┌─ EXERCISE INPUT

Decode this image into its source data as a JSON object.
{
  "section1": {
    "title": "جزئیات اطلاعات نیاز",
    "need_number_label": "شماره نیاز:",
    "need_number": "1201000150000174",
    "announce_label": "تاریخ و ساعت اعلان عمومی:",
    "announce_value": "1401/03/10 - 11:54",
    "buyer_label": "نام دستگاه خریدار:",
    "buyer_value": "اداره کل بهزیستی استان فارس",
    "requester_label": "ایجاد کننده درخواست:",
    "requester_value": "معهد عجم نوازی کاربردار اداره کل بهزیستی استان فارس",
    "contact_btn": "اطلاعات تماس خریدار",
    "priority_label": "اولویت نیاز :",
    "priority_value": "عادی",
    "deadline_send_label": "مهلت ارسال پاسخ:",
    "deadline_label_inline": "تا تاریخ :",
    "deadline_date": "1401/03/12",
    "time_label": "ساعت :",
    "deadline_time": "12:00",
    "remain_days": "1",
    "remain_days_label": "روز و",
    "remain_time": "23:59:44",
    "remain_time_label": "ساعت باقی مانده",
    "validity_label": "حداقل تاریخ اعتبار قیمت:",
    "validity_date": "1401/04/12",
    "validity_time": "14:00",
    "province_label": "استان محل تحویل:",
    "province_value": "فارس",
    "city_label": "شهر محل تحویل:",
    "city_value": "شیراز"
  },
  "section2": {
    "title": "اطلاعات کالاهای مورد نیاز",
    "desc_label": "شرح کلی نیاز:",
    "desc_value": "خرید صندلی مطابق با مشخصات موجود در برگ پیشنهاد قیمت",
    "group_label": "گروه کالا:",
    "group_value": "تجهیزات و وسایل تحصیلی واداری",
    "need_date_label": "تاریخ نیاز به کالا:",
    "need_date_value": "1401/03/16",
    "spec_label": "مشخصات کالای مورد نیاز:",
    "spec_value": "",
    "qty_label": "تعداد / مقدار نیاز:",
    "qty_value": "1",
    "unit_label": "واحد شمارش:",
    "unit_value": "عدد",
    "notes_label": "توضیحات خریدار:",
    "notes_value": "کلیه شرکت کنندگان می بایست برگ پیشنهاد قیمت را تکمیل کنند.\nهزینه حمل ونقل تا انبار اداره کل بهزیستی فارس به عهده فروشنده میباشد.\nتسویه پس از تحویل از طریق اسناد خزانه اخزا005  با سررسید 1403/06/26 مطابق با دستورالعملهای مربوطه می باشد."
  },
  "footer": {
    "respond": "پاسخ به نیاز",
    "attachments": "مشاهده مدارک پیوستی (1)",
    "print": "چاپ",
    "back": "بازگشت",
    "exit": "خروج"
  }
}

└─

=== WORK REQUIRED ===
Repeat the records exactly, including every line.

=== CORRECT RESULT ===
Decode this image into its source data as a JSON object.
{
  "section1": {
    "title": "جزئیات اطلاعات نیاز",
    "need_number_label": "شماره نیاز:",
    "need_number": "1201000150000174",
    "announce_label": "تاریخ و ساعت اعلان عمومی:",
    "announce_value": "1401/03/10 - 11:54",
    "buyer_label": "نام دستگاه خریدار:",
    "buyer_value": "اداره کل بهزیستی استان فارس",
    "requester_label": "ایجاد کننده درخواست:",
    "requester_value": "معهد عجم نوازی کاربردار اداره کل بهزیستی استان فارس",
    "contact_btn": "اطلاعات تماس خریدار",
    "priority_label": "اولویت نیاز :",
    "priority_value": "عادی",
    "deadline_send_label": "مهلت ارسال پاسخ:",
    "deadline_label_inline": "تا تاریخ :",
    "deadline_date": "1401/03/12",
    "time_label": "ساعت :",
    "deadline_time": "12:00",
    "remain_days": "1",
    "remain_days_label": "روز و",
    "remain_time": "23:59:44",
    "remain_time_label": "ساعت باقی مانده",
    "validity_label": "حداقل تاریخ اعتبار قیمت:",
    "validity_date": "1401/04/12",
    "validity_time": "14:00",
    "province_label": "استان محل تحویل:",
    "province_value": "فارس",
    "city_label": "شهر محل تحویل:",
    "city_value": "شیراز"
  },
  "section2": {
    "title": "اطلاعات کالاهای مورد نیاز",
    "desc_label": "شرح کلی نیاز:",
    "desc_value": "خرید صندلی مطابق با مشخصات موجود در برگ پیشنهاد قیمت",
    "group_label": "گروه کالا:",
    "group_value": "تجهیزات و وسایل تحصیلی واداری",
    "need_date_label": "تاریخ نیاز به کالا:",
    "need_date_value": "1401/03/16",
    "spec_label": "مشخصات کالای مورد نیاز:",
    "spec_value": "",
    "qty_label": "تعداد / مقدار نیاز:",
    "qty_value": "1",
    "unit_label": "واحد شمارش:",
    "unit_value": "عدد",
    "notes_label": "توضیحات خریدار:",
    "notes_value": "کلیه شرکت کنندگان می بایست برگ پیشنهاد قیمت را تکمیل کنند.\nهزینه حمل ونقل تا انبار اداره کل بهزیستی فارس به عهده فروشنده میباشد.\nتسویه پس از تحویل از طریق اسناد خزانه اخزا005  با سررسید 1403/06/26 مطابق با دستورالعملهای مربوطه می باشد."
  },
  "footer": {
    "respond": "پاسخ به نیاز",
    "attachments": "مشاهده مدارک پیوستی (1)",
    "print": "چاپ",
    "back": "بازگشت",
    "exit": "خروج"
  }
}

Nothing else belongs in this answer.